| What you will do |
Repeat the records below exactly.

(Items listed in a dataset)
━━━━━━━━
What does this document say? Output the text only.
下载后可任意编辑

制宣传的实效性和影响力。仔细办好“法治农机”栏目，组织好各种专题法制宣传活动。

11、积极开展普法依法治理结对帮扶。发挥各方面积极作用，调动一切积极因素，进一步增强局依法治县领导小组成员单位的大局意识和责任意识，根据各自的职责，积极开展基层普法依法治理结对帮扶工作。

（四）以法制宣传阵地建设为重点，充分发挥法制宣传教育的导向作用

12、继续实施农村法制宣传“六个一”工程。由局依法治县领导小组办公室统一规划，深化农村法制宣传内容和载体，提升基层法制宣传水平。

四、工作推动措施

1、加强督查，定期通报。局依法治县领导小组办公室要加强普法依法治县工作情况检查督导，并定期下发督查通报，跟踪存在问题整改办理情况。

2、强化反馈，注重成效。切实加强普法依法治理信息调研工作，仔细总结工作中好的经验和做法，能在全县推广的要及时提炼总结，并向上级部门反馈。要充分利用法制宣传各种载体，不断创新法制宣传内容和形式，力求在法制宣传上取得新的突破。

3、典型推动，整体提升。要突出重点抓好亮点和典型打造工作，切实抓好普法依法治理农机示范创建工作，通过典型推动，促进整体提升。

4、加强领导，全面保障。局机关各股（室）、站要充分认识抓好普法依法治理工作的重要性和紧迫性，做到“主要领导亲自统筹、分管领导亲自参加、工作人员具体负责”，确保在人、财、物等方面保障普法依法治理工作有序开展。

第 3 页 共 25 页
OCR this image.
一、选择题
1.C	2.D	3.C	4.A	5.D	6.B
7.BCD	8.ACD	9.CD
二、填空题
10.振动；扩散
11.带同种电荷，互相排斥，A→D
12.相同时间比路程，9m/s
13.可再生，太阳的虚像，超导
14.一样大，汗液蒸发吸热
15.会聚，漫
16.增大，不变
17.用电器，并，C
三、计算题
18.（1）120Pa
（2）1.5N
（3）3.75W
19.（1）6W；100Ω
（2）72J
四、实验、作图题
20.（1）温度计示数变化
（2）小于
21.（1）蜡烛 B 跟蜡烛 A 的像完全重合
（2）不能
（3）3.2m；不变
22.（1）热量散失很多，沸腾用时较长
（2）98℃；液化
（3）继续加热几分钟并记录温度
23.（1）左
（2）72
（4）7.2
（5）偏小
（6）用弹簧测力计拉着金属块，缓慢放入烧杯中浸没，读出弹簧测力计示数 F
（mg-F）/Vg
━━━━━━━━
| Problem solution |
What does this document say? Output the text only.
下载后可任意编辑

制宣传的实效性和影响力。仔细办好“法治农机”栏目，组织好各种专题法制宣传活动。

11、积极开展普法依法治理结对帮扶。发挥各方面积极作用，调动一切积极因素，进一步增强局依法治县领导小组成员单位的大局意识和责任意识，根据各自的职责，积极开展基层普法依法治理结对帮扶工作。

（四）以法制宣传阵地建设为重点，充分发挥法制宣传教育的导向作用

12、继续实施农村法制宣传“六个一”工程。由局依法治县领导小组办公室统一规划，深化农村法制宣传内容和载体，提升基层法制宣传水平。

四、工作推动措施

1、加强督查，定期通报。局依法治县领导小组办公室要加强普法依法治县工作情况检查督导，并定期下发督查通报，跟踪存在问题整改办理情况。

2、强化反馈，注重成效。切实加强普法依法治理信息调研工作，仔细总结工作中好的经验和做法，能在全县推广的要及时提炼总结，并向上级部门反馈。要充分利用法制宣传各种载体，不断创新法制宣传内容和形式，力求在法制宣传上取得新的突破。

3、典型推动，整体提升。要突出重点抓好亮点和典型打造工作，切实抓好普法依法治理农机示范创建工作，通过典型推动，促进整体提升。

4、加强领导，全面保障。局机关各股（室）、站要充分认识抓好普法依法治理工作的重要性和紧迫性，做到“主要领导亲自统筹、分管领导亲自参加、工作人员具体负责”，确保在人、财、物等方面保障普法依法治理工作有序开展。

第 3 页 共 25 页
OCR this image.
一、选择题
1.C	2.D	3.C	4.A	5.D	6.B
7.BCD	8.ACD	9.CD
二、填空题
10.振动；扩散
11.带同种电荷，互相排斥，A→D
12.相同时间比路程，9m/s
13.可再生，太阳的虚像，超导
14.一样大，汗液蒸发吸热
15.会聚，漫
16.增大，不变
17.用电器，并，C
三、计算题
18.（1）120Pa
（2）1.5N
（3）3.75W
19.（1）6W；100Ω
（2）72J
四、实验、作图题
20.（1）温度计示数变化
（2）小于
21.（1）蜡烛 B 跟蜡烛 A 的像完全重合
（2）不能
（3）3.2m；不变
22.（1）热量散失很多，沸腾用时较长
（2）98℃；液化
（3）继续加热几分钟并记录温度
23.（1）左
（2）72
（4）7.2
（5）偏小
（6）用弹簧测力计拉着金属块，缓慢放入烧杯中浸没，读出弹簧测力计示数 F
（mg-F）/Vg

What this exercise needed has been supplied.